# [Dataset]

[start]

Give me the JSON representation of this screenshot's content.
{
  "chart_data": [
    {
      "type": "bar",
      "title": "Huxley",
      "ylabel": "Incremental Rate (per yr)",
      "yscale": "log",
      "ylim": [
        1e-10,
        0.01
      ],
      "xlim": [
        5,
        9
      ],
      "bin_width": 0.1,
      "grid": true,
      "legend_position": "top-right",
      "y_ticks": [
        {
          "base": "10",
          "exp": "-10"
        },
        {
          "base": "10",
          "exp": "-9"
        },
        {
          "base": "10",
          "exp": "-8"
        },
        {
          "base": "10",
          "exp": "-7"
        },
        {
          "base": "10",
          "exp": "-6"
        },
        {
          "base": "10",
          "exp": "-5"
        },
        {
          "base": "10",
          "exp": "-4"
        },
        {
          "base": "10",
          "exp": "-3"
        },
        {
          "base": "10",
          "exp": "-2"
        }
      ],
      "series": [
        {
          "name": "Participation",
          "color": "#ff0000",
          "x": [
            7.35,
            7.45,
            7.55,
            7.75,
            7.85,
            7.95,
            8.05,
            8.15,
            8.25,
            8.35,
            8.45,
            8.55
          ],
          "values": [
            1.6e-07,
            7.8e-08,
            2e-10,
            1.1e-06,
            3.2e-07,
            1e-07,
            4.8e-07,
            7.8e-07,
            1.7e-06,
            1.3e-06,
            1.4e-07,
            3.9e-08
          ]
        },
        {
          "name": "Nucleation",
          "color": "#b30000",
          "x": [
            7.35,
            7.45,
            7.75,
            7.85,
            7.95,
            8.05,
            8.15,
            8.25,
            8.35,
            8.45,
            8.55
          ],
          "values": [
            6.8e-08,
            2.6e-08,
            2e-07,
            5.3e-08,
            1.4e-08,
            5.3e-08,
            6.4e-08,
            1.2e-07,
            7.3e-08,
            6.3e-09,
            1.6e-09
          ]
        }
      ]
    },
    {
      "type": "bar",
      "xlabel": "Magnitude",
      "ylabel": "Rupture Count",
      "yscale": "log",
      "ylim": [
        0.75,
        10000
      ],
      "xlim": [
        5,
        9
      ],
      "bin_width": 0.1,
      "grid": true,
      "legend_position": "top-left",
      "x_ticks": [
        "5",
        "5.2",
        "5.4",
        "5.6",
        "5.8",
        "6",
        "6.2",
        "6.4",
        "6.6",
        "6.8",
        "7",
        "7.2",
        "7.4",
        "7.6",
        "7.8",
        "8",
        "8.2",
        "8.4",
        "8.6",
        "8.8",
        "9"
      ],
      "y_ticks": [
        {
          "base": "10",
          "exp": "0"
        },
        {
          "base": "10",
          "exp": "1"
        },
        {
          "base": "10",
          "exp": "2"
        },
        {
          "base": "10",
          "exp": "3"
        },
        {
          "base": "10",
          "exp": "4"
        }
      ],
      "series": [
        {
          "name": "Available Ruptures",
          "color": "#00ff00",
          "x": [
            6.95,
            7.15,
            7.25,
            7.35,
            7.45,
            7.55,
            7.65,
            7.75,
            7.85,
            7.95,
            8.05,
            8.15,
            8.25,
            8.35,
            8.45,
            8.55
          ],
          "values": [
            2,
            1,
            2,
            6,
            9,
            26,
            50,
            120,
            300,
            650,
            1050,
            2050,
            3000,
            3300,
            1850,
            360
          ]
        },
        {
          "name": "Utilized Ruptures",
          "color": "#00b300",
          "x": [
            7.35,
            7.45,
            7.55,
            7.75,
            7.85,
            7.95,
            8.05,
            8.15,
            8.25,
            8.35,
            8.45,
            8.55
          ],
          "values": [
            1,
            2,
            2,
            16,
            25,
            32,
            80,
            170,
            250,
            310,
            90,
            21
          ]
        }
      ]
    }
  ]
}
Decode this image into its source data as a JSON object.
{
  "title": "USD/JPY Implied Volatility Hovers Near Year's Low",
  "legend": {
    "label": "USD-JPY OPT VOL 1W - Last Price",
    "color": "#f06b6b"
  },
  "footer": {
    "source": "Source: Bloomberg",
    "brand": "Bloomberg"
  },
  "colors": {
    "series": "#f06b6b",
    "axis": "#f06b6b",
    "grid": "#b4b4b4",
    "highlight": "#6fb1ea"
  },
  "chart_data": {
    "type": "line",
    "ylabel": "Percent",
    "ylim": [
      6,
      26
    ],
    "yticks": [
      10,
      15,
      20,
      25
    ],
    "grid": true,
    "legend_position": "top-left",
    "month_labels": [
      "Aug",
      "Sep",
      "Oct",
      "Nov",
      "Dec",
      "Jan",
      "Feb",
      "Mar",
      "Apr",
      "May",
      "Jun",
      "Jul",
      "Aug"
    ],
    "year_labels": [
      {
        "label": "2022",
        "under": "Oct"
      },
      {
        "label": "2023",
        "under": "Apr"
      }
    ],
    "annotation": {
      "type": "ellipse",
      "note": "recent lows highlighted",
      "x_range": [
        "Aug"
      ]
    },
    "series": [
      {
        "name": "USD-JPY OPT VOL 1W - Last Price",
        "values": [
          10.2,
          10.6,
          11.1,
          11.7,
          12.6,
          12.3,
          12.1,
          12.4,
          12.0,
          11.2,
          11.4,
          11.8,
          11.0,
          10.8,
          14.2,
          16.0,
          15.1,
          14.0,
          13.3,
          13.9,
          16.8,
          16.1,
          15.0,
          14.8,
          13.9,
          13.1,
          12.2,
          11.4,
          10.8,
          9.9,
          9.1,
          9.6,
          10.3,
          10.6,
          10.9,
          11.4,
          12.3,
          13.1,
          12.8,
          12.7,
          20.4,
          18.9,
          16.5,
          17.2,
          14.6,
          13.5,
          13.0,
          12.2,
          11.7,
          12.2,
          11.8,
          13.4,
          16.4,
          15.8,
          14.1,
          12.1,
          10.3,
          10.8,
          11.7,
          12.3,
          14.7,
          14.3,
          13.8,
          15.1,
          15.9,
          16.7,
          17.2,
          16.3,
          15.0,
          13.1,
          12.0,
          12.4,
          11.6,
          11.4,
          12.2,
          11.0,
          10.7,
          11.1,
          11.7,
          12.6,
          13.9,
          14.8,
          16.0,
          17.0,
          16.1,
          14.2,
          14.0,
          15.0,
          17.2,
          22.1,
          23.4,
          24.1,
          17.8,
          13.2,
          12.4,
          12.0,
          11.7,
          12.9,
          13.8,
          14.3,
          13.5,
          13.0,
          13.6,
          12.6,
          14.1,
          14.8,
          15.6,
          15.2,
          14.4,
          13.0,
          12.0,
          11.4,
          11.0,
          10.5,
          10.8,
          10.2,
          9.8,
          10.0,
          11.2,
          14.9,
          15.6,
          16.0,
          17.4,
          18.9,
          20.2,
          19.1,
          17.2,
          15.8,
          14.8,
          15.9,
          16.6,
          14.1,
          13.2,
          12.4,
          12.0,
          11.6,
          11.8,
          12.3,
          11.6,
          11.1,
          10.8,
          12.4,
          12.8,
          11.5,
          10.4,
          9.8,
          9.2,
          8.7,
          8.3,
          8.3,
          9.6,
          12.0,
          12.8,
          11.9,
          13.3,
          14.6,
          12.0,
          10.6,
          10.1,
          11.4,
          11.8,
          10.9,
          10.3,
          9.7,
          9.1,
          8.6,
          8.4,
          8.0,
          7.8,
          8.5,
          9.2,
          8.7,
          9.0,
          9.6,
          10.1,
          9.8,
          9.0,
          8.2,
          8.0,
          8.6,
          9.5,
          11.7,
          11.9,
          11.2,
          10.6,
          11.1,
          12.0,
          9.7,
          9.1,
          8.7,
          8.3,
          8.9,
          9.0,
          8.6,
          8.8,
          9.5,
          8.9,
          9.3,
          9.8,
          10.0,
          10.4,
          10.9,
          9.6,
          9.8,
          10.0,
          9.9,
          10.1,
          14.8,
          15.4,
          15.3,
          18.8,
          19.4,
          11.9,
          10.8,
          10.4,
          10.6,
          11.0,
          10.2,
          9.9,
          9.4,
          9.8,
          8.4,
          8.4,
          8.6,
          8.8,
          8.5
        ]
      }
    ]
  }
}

[end]

# [Problem to solve]
Your task is to pick out every line with the string "title" and copy it.

# [Answer to the problem]
      "title": "Huxley",
  "title": "USD/JPY Implied Volatility Hovers Near Year's Low",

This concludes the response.